PROMPT. Look through the listing for the word "this". Copy each line that has it.

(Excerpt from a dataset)
++++

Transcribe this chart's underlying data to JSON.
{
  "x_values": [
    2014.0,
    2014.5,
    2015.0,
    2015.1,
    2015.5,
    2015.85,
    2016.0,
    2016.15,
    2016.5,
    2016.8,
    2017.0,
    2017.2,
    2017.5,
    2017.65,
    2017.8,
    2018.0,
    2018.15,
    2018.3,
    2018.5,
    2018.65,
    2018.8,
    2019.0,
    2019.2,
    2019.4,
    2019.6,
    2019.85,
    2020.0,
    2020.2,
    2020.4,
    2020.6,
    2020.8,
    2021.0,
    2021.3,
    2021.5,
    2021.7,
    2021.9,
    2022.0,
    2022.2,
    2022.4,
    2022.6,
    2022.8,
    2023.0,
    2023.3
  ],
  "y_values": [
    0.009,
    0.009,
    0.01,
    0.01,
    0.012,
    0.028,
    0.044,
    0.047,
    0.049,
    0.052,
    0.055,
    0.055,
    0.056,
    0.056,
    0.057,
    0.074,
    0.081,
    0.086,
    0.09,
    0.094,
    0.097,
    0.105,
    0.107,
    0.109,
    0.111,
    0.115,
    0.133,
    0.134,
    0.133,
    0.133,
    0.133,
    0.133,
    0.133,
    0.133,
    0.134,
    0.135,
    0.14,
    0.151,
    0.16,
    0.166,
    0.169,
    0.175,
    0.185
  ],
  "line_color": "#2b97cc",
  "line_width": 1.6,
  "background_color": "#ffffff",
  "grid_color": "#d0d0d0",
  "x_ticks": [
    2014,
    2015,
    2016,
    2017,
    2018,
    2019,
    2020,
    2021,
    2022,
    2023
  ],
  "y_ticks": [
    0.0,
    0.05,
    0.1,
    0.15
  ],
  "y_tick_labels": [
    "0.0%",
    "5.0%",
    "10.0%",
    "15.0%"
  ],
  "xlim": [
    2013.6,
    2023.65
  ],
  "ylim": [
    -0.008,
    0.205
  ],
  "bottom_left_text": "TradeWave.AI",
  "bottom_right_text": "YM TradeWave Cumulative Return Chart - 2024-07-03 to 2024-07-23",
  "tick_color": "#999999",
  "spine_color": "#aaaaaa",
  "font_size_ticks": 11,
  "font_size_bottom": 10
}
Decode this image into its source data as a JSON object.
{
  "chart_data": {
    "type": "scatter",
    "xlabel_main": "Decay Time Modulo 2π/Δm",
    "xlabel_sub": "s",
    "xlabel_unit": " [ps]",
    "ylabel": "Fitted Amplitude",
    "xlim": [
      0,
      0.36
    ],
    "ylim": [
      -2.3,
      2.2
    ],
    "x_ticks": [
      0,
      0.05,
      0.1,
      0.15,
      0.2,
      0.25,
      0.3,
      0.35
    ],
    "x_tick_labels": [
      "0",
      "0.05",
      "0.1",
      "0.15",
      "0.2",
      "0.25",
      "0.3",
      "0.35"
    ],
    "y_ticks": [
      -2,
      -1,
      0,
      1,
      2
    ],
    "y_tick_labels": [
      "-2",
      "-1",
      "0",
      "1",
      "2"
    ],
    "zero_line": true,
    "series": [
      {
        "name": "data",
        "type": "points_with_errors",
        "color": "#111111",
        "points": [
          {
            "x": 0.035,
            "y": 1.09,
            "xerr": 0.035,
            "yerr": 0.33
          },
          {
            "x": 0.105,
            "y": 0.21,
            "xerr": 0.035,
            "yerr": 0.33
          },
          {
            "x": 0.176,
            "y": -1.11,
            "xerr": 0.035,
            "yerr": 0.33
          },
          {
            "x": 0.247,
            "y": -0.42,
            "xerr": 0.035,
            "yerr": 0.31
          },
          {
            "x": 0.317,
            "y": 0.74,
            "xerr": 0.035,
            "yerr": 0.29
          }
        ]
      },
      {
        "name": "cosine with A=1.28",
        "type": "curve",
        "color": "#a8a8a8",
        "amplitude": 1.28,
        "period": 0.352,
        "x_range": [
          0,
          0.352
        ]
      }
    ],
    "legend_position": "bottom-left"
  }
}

++++

EXERCISE ANSWER.
Transcribe this chart's underlying data to JSON.
Decode this image into its source data as a JSON object.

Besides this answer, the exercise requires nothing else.